• _Data shown_:
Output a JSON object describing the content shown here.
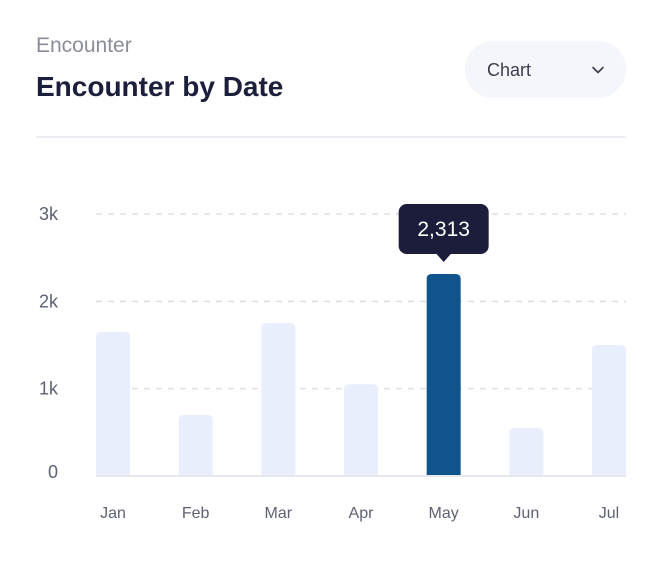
{
  "header": {
    "subtitle": "Encounter",
    "title": "Encounter by Date"
  },
  "dropdown": {
    "selected": "Chart",
    "icon": "chevron-down-icon"
  },
  "colors": {
    "bar": "#e9eefc",
    "highlight": "#0f548c",
    "tooltip_bg": "#1c1d3b",
    "tooltip_text": "#ffffff",
    "grid": "#dddfe6",
    "axis_text": "#5e6173"
  },
  "chart_data": {
    "type": "bar",
    "categories": [
      "Jan",
      "Feb",
      "Mar",
      "Apr",
      "May",
      "Jun",
      "Jul"
    ],
    "values": [
      1650,
      700,
      1750,
      1050,
      2313,
      550,
      1500
    ],
    "y_ticks": [
      0,
      1000,
      2000,
      3000
    ],
    "y_tick_labels": [
      "0",
      "1k",
      "2k",
      "3k"
    ],
    "ylim": [
      0,
      3000
    ],
    "grid": true,
    "highlight_index": 4,
    "tooltip": "2,313",
    "title": "",
    "xlabel": "",
    "ylabel": ""
  }
}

• _Work required_: With the pictures left out, transcribe the material exactly.

• _The response_:
Output a JSON object describing the content shown here.
{
  "header": {
    "subtitle": "Encounter",
    "title": "Encounter by Date"
  },
  "dropdown": {
    "selected": "Chart",
    "icon": "chevron-down-icon"
  },
  "colors": {
    "bar": "#e9eefc",
    "highlight": "#0f548c",
    "tooltip_bg": "#1c1d3b",
    "tooltip_text": "#ffffff",
    "grid": "#dddfe6",
    "axis_text": "#5e6173"
  },
  "chart_data": {
    "type": "bar",
    "categories": [
      "Jan",
      "Feb",
      "Mar",
      "Apr",
      "May",
      "Jun",
      "Jul"
    ],
    "values": [
      1650,
      700,
      1750,
      1050,
      2313,
      550,
      1500
    ],
    "y_ticks": [
      0,
      1000,
      2000,
      3000
    ],
    "y_tick_labels": [
      "0",
      "1k",
      "2k",
      "3k"
    ],
    "ylim": [
      0,
      3000
    ],
    "grid": true,
    "highlight_index": 4,
    "tooltip": "2,313",
    "title": "",
    "xlabel": "",
    "ylabel": ""
  }
}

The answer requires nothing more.